Given request: Copy out every record below, word for word.

Data provided:
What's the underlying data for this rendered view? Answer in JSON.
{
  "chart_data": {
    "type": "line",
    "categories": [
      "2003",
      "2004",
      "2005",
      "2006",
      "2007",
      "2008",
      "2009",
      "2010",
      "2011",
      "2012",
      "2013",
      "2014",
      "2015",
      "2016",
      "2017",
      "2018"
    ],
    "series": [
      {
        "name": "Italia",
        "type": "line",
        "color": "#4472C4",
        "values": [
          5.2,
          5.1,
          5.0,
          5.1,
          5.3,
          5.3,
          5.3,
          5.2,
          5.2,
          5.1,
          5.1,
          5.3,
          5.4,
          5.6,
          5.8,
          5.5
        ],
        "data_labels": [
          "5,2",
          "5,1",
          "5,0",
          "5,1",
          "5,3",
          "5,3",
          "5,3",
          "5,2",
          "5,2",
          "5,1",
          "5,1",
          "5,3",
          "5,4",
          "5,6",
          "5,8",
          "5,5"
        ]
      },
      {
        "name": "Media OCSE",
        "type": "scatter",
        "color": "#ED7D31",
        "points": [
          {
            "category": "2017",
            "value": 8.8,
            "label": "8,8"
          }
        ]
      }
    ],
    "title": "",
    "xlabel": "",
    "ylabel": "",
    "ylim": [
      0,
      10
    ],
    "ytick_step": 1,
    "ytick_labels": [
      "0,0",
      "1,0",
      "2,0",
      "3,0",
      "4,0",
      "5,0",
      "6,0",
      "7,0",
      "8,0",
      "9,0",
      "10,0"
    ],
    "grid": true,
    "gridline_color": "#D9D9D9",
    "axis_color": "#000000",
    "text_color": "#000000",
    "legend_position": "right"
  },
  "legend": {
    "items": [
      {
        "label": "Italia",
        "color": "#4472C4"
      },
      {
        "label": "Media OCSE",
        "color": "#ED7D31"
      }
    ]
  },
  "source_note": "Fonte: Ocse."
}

Correct result:
What's the underlying data for this rendered view? Answer in JSON.
{
  "chart_data": {
    "type": "line",
    "categories": [
      "2003",
      "2004",
      "2005",
      "2006",
      "2007",
      "2008",
      "2009",
      "2010",
      "2011",
      "2012",
      "2013",
      "2014",
      "2015",
      "2016",
      "2017",
      "2018"
    ],
    "series": [
      {
        "name": "Italia",
        "type": "line",
        "color": "#4472C4",
        "values": [
          5.2,
          5.1,
          5.0,
          5.1,
          5.3,
          5.3,
          5.3,
          5.2,
          5.2,
          5.1,
          5.1,
          5.3,
          5.4,
          5.6,
          5.8,
          5.5
        ],
        "data_labels": [
          "5,2",
          "5,1",
          "5,0",
          "5,1",
          "5,3",
          "5,3",
          "5,3",
          "5,2",
          "5,2",
          "5,1",
          "5,1",
          "5,3",
          "5,4",
          "5,6",
          "5,8",
          "5,5"
        ]
      },
      {
        "name": "Media OCSE",
        "type": "scatter",
        "color": "#ED7D31",
        "points": [
          {
            "category": "2017",
            "value": 8.8,
            "label": "8,8"
          }
        ]
      }
    ],
    "title": "",
    "xlabel": "",
    "ylabel": "",
    "ylim": [
      0,
      10
    ],
    "ytick_step": 1,
    "ytick_labels": [
      "0,0",
      "1,0",
      "2,0",
      "3,0",
      "4,0",
      "5,0",
      "6,0",
      "7,0",
      "8,0",
      "9,0",
      "10,0"
    ],
    "grid": true,
    "gridline_color": "#D9D9D9",
    "axis_color": "#000000",
    "text_color": "#000000",
    "legend_position": "right"
  },
  "legend": {
    "items": [
      {
        "label": "Italia",
        "color": "#4472C4"
      },
      {
        "label": "Media OCSE",
        "color": "#ED7D31"
      }
    ]
  },
  "source_note": "Fonte: Ocse."
}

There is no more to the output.